What is expected
Please copy every row below, swapping "data-point" for "plot-point" wherever it appears and leaving everything else unchanged.

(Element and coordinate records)
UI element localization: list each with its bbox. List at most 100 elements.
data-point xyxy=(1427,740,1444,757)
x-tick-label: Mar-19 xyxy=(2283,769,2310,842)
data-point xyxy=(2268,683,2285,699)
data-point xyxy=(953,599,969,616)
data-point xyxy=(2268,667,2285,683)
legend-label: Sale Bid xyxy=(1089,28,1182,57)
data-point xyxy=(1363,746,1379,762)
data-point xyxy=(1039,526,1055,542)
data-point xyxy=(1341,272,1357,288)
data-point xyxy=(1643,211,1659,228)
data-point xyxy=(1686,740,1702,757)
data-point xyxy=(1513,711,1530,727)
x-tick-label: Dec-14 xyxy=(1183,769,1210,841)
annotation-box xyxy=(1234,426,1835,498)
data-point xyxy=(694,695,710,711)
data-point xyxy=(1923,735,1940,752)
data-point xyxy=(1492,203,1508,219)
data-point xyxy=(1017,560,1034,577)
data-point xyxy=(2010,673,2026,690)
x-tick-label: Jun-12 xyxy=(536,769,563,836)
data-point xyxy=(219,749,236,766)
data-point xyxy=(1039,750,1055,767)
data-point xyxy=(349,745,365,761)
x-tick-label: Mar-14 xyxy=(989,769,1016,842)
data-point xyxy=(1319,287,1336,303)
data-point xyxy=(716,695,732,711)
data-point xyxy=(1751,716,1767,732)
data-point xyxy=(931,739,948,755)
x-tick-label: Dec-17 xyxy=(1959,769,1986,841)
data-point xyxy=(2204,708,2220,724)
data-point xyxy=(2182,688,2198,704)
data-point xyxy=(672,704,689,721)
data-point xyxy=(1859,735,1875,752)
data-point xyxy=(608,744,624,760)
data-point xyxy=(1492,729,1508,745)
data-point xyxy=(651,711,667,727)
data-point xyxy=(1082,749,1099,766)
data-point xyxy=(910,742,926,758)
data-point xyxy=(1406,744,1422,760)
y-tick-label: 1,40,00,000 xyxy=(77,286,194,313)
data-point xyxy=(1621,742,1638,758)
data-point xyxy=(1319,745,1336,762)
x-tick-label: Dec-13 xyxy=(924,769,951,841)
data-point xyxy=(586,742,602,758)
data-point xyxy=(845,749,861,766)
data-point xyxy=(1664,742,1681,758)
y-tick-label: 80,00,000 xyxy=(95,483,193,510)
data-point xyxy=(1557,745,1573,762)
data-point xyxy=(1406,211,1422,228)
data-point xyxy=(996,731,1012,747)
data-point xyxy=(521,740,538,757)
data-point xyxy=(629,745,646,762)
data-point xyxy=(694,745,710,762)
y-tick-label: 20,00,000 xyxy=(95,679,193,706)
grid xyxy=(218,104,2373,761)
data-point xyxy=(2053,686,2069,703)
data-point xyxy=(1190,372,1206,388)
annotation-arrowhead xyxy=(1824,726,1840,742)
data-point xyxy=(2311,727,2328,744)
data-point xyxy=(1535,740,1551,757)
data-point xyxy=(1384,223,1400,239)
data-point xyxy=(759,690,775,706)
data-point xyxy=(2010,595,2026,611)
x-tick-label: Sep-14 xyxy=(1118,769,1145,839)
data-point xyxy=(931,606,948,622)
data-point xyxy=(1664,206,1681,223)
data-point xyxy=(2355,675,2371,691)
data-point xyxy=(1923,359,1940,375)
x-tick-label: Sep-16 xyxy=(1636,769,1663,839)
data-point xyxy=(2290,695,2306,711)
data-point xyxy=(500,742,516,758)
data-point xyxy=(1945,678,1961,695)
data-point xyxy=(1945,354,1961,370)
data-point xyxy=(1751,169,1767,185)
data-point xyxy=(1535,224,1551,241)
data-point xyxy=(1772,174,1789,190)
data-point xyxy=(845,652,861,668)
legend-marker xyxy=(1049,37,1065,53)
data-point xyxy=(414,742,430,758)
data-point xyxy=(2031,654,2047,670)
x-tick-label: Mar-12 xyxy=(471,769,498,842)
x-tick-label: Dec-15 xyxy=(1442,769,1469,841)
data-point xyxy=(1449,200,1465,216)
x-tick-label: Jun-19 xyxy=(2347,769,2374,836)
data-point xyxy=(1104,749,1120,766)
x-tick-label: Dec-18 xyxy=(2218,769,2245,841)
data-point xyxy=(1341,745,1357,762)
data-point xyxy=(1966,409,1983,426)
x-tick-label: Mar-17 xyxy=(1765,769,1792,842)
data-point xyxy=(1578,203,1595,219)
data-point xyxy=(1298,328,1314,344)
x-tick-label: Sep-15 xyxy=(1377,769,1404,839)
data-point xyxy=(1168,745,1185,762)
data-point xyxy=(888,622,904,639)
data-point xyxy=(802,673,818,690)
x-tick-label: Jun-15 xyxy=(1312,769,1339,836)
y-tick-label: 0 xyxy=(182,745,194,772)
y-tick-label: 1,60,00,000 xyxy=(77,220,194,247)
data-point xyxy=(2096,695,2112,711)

Output for this exercise
UI element localization: list each with its bbox. List at most 100 elements.
plot-point xyxy=(1427,740,1444,757)
x-tick-label: Mar-19 xyxy=(2283,769,2310,842)
plot-point xyxy=(2268,683,2285,699)
plot-point xyxy=(953,599,969,616)
plot-point xyxy=(2268,667,2285,683)
legend-label: Sale Bid xyxy=(1089,28,1182,57)
plot-point xyxy=(1363,746,1379,762)
plot-point xyxy=(1039,526,1055,542)
plot-point xyxy=(1341,272,1357,288)
plot-point xyxy=(1643,211,1659,228)
plot-point xyxy=(1686,740,1702,757)
plot-point xyxy=(1513,711,1530,727)
x-tick-label: Dec-14 xyxy=(1183,769,1210,841)
annotation-box xyxy=(1234,426,1835,498)
plot-point xyxy=(694,695,710,711)
plot-point xyxy=(1923,735,1940,752)
plot-point xyxy=(1492,203,1508,219)
plot-point xyxy=(1017,560,1034,577)
plot-point xyxy=(2010,673,2026,690)
x-tick-label: Jun-12 xyxy=(536,769,563,836)
plot-point xyxy=(219,749,236,766)
plot-point xyxy=(1039,750,1055,767)
plot-point xyxy=(349,745,365,761)
x-tick-label: Mar-14 xyxy=(989,769,1016,842)
plot-point xyxy=(1319,287,1336,303)
plot-point xyxy=(716,695,732,711)
plot-point xyxy=(1751,716,1767,732)
plot-point xyxy=(931,739,948,755)
x-tick-label: Dec-17 xyxy=(1959,769,1986,841)
plot-point xyxy=(2204,708,2220,724)
plot-point xyxy=(2182,688,2198,704)
plot-point xyxy=(672,704,689,721)
plot-point xyxy=(1859,735,1875,752)
plot-point xyxy=(608,744,624,760)
plot-point xyxy=(1492,729,1508,745)
plot-point xyxy=(651,711,667,727)
plot-point xyxy=(1082,749,1099,766)
plot-point xyxy=(910,742,926,758)
plot-point xyxy=(1406,744,1422,760)
y-tick-label: 1,40,00,000 xyxy=(77,286,194,313)
plot-point xyxy=(1621,742,1638,758)
plot-point xyxy=(1319,745,1336,762)
x-tick-label: Dec-13 xyxy=(924,769,951,841)
plot-point xyxy=(586,742,602,758)
plot-point xyxy=(845,749,861,766)
plot-point xyxy=(1664,742,1681,758)
y-tick-label: 80,00,000 xyxy=(95,483,193,510)
plot-point xyxy=(1557,745,1573,762)
plot-point xyxy=(1406,211,1422,228)
plot-point xyxy=(996,731,1012,747)
plot-point xyxy=(521,740,538,757)
plot-point xyxy=(629,745,646,762)
plot-point xyxy=(694,745,710,762)
y-tick-label: 20,00,000 xyxy=(95,679,193,706)
grid xyxy=(218,104,2373,761)
plot-point xyxy=(2053,686,2069,703)
plot-point xyxy=(1190,372,1206,388)
annotation-arrowhead xyxy=(1824,726,1840,742)
plot-point xyxy=(2311,727,2328,744)
plot-point xyxy=(1535,740,1551,757)
plot-point xyxy=(1384,223,1400,239)
plot-point xyxy=(759,690,775,706)
plot-point xyxy=(2010,595,2026,611)
x-tick-label: Sep-14 xyxy=(1118,769,1145,839)
plot-point xyxy=(931,606,948,622)
plot-point xyxy=(1664,206,1681,223)
plot-point xyxy=(2355,675,2371,691)
plot-point xyxy=(1923,359,1940,375)
x-tick-label: Sep-16 xyxy=(1636,769,1663,839)
plot-point xyxy=(2290,695,2306,711)
plot-point xyxy=(500,742,516,758)
plot-point xyxy=(1945,678,1961,695)
plot-point xyxy=(1945,354,1961,370)
plot-point xyxy=(1751,169,1767,185)
plot-point xyxy=(1535,224,1551,241)
plot-point xyxy=(1772,174,1789,190)
plot-point xyxy=(845,652,861,668)
legend-marker xyxy=(1049,37,1065,53)
plot-point xyxy=(414,742,430,758)
plot-point xyxy=(2031,654,2047,670)
x-tick-label: Mar-12 xyxy=(471,769,498,842)
x-tick-label: Dec-15 xyxy=(1442,769,1469,841)
plot-point xyxy=(1449,200,1465,216)
x-tick-label: Jun-19 xyxy=(2347,769,2374,836)
plot-point xyxy=(1104,749,1120,766)
x-tick-label: Dec-18 xyxy=(2218,769,2245,841)
plot-point xyxy=(1341,745,1357,762)
plot-point xyxy=(1966,409,1983,426)
x-tick-label: Mar-17 xyxy=(1765,769,1792,842)
plot-point xyxy=(1578,203,1595,219)
plot-point xyxy=(1298,328,1314,344)
x-tick-label: Sep-15 xyxy=(1377,769,1404,839)
plot-point xyxy=(1168,745,1185,762)
plot-point xyxy=(888,622,904,639)
plot-point xyxy=(802,673,818,690)
x-tick-label: Jun-15 xyxy=(1312,769,1339,836)
y-tick-label: 0 xyxy=(182,745,194,772)
y-tick-label: 1,60,00,000 xyxy=(77,220,194,247)
plot-point xyxy=(2096,695,2112,711)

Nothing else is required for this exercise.